Task details
Find each line containing the string "screenshot". Copy it.

[Collected data entries]
┄┄┄┄┄┄

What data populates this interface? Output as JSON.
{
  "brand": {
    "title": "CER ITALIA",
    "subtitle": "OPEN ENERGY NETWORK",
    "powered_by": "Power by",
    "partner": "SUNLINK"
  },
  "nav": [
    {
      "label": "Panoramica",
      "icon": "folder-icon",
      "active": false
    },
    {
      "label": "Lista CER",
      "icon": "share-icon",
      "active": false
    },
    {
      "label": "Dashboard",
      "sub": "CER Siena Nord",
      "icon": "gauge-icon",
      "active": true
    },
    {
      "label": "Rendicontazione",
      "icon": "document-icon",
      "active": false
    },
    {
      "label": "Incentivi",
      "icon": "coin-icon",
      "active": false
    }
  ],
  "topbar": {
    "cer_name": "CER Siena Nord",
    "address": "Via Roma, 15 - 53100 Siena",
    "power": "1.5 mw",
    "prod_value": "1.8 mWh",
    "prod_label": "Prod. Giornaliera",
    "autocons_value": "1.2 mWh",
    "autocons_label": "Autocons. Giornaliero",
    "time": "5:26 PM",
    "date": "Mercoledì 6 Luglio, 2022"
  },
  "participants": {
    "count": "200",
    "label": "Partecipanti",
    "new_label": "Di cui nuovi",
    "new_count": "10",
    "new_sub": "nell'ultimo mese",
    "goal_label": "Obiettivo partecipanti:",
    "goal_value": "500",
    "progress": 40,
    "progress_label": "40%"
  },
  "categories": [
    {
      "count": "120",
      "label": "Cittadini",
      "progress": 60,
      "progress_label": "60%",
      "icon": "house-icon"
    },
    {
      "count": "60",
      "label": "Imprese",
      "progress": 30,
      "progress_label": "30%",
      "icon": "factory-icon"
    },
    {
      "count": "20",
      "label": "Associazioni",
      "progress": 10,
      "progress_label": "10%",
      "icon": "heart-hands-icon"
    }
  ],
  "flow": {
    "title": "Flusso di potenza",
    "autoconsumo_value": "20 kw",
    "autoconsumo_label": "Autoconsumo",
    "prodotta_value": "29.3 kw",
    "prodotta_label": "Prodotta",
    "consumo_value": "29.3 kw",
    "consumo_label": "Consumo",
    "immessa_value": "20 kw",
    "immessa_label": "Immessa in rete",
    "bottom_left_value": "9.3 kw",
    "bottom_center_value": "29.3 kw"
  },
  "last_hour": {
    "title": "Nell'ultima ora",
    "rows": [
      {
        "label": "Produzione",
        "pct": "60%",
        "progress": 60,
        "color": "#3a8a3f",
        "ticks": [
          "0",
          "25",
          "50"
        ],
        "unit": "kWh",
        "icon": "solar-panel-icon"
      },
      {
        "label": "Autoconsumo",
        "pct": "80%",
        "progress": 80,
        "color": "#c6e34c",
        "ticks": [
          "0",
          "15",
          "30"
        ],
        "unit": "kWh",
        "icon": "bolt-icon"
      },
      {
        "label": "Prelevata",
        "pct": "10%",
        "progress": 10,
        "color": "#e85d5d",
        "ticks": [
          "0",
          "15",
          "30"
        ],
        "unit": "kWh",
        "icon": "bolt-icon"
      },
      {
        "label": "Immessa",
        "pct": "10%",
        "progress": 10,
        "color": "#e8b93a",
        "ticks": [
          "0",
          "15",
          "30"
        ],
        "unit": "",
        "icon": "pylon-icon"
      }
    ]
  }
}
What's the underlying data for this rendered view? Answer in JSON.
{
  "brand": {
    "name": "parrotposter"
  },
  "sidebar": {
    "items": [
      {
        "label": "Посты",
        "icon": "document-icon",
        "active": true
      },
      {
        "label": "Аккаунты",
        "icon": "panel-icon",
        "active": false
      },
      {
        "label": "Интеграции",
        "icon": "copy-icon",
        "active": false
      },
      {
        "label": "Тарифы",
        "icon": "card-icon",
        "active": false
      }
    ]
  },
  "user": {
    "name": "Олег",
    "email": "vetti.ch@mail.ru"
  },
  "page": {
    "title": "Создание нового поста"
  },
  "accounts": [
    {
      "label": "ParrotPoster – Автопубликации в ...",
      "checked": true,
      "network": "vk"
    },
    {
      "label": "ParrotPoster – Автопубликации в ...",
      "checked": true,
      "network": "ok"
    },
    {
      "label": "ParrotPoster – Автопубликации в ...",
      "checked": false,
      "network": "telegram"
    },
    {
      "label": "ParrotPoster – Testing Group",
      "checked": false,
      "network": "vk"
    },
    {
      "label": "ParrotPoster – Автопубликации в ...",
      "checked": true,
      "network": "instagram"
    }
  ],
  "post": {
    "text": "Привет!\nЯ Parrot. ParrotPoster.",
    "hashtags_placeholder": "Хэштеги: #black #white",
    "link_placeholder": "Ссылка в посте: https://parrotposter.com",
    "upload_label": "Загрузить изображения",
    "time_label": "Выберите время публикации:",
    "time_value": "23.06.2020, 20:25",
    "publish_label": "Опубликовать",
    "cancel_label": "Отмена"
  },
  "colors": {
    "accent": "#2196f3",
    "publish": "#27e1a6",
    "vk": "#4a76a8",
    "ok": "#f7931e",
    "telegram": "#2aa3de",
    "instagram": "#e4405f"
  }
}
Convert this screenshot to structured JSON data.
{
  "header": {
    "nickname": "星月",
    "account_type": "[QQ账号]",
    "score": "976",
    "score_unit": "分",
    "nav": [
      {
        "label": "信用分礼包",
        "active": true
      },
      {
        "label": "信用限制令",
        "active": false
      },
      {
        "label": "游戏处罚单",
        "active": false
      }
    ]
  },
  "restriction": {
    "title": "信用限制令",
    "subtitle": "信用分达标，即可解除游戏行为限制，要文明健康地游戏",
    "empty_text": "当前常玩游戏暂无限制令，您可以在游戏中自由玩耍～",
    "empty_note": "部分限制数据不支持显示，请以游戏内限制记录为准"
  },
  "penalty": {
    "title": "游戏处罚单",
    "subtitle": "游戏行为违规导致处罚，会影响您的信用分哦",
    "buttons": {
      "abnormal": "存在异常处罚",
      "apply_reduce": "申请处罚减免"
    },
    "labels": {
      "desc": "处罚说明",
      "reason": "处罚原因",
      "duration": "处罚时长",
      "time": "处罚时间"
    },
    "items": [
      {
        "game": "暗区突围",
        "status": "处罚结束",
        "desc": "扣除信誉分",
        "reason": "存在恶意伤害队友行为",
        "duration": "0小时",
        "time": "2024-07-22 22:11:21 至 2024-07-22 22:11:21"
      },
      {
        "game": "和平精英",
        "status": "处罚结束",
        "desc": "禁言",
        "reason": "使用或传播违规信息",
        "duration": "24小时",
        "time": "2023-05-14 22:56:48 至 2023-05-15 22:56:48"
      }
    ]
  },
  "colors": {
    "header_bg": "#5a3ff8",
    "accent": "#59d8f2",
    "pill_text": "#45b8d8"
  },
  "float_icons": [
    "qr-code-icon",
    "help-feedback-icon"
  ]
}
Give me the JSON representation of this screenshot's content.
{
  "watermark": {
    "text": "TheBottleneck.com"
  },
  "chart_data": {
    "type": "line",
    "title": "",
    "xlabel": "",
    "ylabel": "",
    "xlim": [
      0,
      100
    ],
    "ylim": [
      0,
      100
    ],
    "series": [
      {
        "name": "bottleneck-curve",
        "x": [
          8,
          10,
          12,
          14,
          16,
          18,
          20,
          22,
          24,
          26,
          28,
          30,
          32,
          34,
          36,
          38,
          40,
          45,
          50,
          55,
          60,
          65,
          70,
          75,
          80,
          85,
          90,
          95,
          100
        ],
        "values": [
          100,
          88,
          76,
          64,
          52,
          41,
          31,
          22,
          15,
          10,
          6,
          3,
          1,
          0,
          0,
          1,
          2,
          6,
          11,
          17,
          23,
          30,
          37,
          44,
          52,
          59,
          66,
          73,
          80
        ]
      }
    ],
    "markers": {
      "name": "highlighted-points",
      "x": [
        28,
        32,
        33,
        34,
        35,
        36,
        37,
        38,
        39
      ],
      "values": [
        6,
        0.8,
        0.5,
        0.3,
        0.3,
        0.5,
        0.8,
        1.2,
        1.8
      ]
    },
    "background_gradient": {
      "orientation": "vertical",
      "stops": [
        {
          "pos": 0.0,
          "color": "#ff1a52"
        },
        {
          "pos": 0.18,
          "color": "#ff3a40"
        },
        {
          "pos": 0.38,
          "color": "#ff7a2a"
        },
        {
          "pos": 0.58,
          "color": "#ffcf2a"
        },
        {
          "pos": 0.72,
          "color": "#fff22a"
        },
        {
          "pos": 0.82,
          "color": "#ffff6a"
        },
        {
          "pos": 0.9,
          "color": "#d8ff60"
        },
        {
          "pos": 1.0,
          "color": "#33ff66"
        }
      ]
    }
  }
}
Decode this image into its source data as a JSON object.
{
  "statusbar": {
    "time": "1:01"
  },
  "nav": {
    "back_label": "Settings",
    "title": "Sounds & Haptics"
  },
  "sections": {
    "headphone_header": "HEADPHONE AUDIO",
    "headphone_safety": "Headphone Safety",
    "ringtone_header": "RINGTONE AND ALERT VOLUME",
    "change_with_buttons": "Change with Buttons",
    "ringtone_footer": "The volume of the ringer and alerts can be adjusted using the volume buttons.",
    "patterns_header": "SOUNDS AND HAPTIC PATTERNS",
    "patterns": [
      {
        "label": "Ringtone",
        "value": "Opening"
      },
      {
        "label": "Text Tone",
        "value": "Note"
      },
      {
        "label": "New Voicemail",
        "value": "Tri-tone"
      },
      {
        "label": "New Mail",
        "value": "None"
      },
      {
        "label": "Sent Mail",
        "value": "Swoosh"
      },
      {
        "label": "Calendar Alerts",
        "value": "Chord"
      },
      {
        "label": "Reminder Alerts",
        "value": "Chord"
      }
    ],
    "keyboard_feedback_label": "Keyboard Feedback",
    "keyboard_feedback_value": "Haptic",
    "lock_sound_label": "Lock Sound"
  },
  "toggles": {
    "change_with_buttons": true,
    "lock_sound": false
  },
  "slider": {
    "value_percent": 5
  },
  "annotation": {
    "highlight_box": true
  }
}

┄┄┄┄┄┄

Reply to the task
Convert this screenshot to structured JSON data.
Give me the JSON representation of this screenshot's content.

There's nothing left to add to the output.